• TASK INSTRUCTIONS: Retype the records below word for word and omit any image.

━━━━━━━━

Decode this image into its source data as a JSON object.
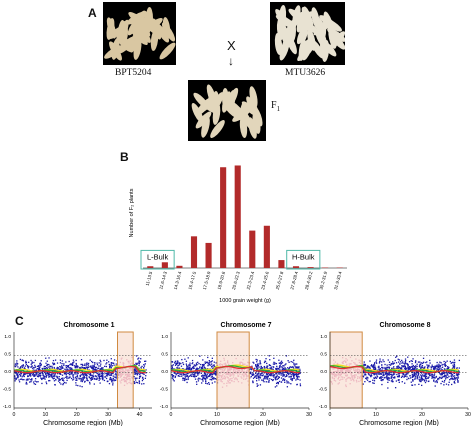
{
  "panels": {
    "a": {
      "letter": "A"
    },
    "b": {
      "letter": "B"
    },
    "c": {
      "letter": "C"
    }
  },
  "photos": {
    "parent1": {
      "caption": "BPT5204"
    },
    "parent2": {
      "caption": "MTU3626"
    },
    "f1": {
      "caption": "F",
      "subscript": "1"
    },
    "cross_symbol": "X",
    "arrow": "↓"
  },
  "chart_data": [
    {
      "type": "bar",
      "categories": [
        "11-13.5",
        "11.6-14.3",
        "14.3-16.4",
        "16.4-17.5",
        "17.5-18.9",
        "18.9-20.6",
        "20.6-22.3",
        "22.3-23.4",
        "23.4-25.6",
        "25.6-27.8",
        "27.8-28.4",
        "28.4-30.2",
        "30.2-31.9",
        "31.9-33.4"
      ],
      "values": [
        4,
        13,
        5,
        72,
        57,
        229,
        233,
        85,
        96,
        18,
        4,
        2,
        1,
        1
      ],
      "ylim": [
        0,
        250
      ],
      "ylabel": "Number of F₂ plants",
      "xlabel": "1000 grain weight (g)",
      "color": "#b22a2a",
      "boxes": [
        {
          "label": "L-Bulk",
          "from_index": 0,
          "to_index": 1
        },
        {
          "label": "H-Bulk",
          "from_index": 10,
          "to_index": 11
        }
      ]
    },
    {
      "type": "scatter",
      "title": "Chromosome 1",
      "xlabel": "Chromosome region (Mb)",
      "xlim": [
        0,
        44
      ],
      "xticks": [
        0,
        10,
        20,
        30,
        40
      ],
      "ylim": [
        -1.0,
        1.0
      ],
      "yticks": [
        "-1.0",
        "-0.5",
        "0.0",
        "0.5",
        "1.0"
      ],
      "threshold_lines": [
        0.45,
        -0.05
      ],
      "highlight_region_mb": [
        33,
        38
      ],
      "point_color": "#1a1aa8",
      "highlight_point_color": "#e8a8c8",
      "line_colors": [
        "#f0e020",
        "#30b030",
        "#e03030"
      ]
    },
    {
      "type": "scatter",
      "title": "Chromosome 7",
      "xlabel": "Chromosome region (Mb)",
      "xlim": [
        0,
        30
      ],
      "xticks": [
        0,
        10,
        20,
        30
      ],
      "ylim": [
        -1.0,
        1.0
      ],
      "yticks": [
        "-1.0",
        "-0.5",
        "0.0",
        "0.5",
        "1.0"
      ],
      "threshold_lines": [
        0.45,
        -0.05
      ],
      "highlight_region_mb": [
        10,
        17
      ],
      "point_color": "#1a1aa8",
      "highlight_point_color": "#e8a8c8",
      "line_colors": [
        "#f0e020",
        "#30b030",
        "#e03030"
      ]
    },
    {
      "type": "scatter",
      "title": "Chromosome 8",
      "xlabel": "Chromosome region (Mb)",
      "xlim": [
        0,
        30
      ],
      "xticks": [
        0,
        10,
        20,
        30
      ],
      "ylim": [
        -1.0,
        1.0
      ],
      "yticks": [
        "-1.0",
        "-0.5",
        "0.0",
        "0.5",
        "1.0"
      ],
      "threshold_lines": [
        0.45,
        -0.05
      ],
      "highlight_region_mb": [
        0,
        7
      ],
      "point_color": "#1a1aa8",
      "highlight_point_color": "#e8a8c8",
      "line_colors": [
        "#f0e020",
        "#30b030",
        "#e03030"
      ]
    }
  ]
}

━━━━━━━━

• ANSWER TO THIS PROBLEM:
Decode this image into its source data as a JSON object.
{
  "panels": {
    "a": {
      "letter": "A"
    },
    "b": {
      "letter": "B"
    },
    "c": {
      "letter": "C"
    }
  },
  "photos": {
    "parent1": {
      "caption": "BPT5204"
    },
    "parent2": {
      "caption": "MTU3626"
    },
    "f1": {
      "caption": "F",
      "subscript": "1"
    },
    "cross_symbol": "X",
    "arrow": "↓"
  },
  "chart_data": [
    {
      "type": "bar",
      "categories": [
        "11-13.5",
        "11.6-14.3",
        "14.3-16.4",
        "16.4-17.5",
        "17.5-18.9",
        "18.9-20.6",
        "20.6-22.3",
        "22.3-23.4",
        "23.4-25.6",
        "25.6-27.8",
        "27.8-28.4",
        "28.4-30.2",
        "30.2-31.9",
        "31.9-33.4"
      ],
      "values": [
        4,
        13,
        5,
        72,
        57,
        229,
        233,
        85,
        96,
        18,
        4,
        2,
        1,
        1
      ],
      "ylim": [
        0,
        250
      ],
      "ylabel": "Number of F₂ plants",
      "xlabel": "1000 grain weight (g)",
      "color": "#b22a2a",
      "boxes": [
        {
          "label": "L-Bulk",
          "from_index": 0,
          "to_index": 1
        },
        {
          "label": "H-Bulk",
          "from_index": 10,
          "to_index": 11
        }
      ]
    },
    {
      "type": "scatter",
      "title": "Chromosome 1",
      "xlabel": "Chromosome region (Mb)",
      "xlim": [
        0,
        44
      ],
      "xticks": [
        0,
        10,
        20,
        30,
        40
      ],
      "ylim": [
        -1.0,
        1.0
      ],
      "yticks": [
        "-1.0",
        "-0.5",
        "0.0",
        "0.5",
        "1.0"
      ],
      "threshold_lines": [
        0.45,
        -0.05
      ],
      "highlight_region_mb": [
        33,
        38
      ],
      "point_color": "#1a1aa8",
      "highlight_point_color": "#e8a8c8",
      "line_colors": [
        "#f0e020",
        "#30b030",
        "#e03030"
      ]
    },
    {
      "type": "scatter",
      "title": "Chromosome 7",
      "xlabel": "Chromosome region (Mb)",
      "xlim": [
        0,
        30
      ],
      "xticks": [
        0,
        10,
        20,
        30
      ],
      "ylim": [
        -1.0,
        1.0
      ],
      "yticks": [
        "-1.0",
        "-0.5",
        "0.0",
        "0.5",
        "1.0"
      ],
      "threshold_lines": [
        0.45,
        -0.05
      ],
      "highlight_region_mb": [
        10,
        17
      ],
      "point_color": "#1a1aa8",
      "highlight_point_color": "#e8a8c8",
      "line_colors": [
        "#f0e020",
        "#30b030",
        "#e03030"
      ]
    },
    {
      "type": "scatter",
      "title": "Chromosome 8",
      "xlabel": "Chromosome region (Mb)",
      "xlim": [
        0,
        30
      ],
      "xticks": [
        0,
        10,
        20,
        30
      ],
      "ylim": [
        -1.0,
        1.0
      ],
      "yticks": [
        "-1.0",
        "-0.5",
        "0.0",
        "0.5",
        "1.0"
      ],
      "threshold_lines": [
        0.45,
        -0.05
      ],
      "highlight_region_mb": [
        0,
        7
      ],
      "point_color": "#1a1aa8",
      "highlight_point_color": "#e8a8c8",
      "line_colors": [
        "#f0e020",
        "#30b030",
        "#e03030"
      ]
    }
  ]
}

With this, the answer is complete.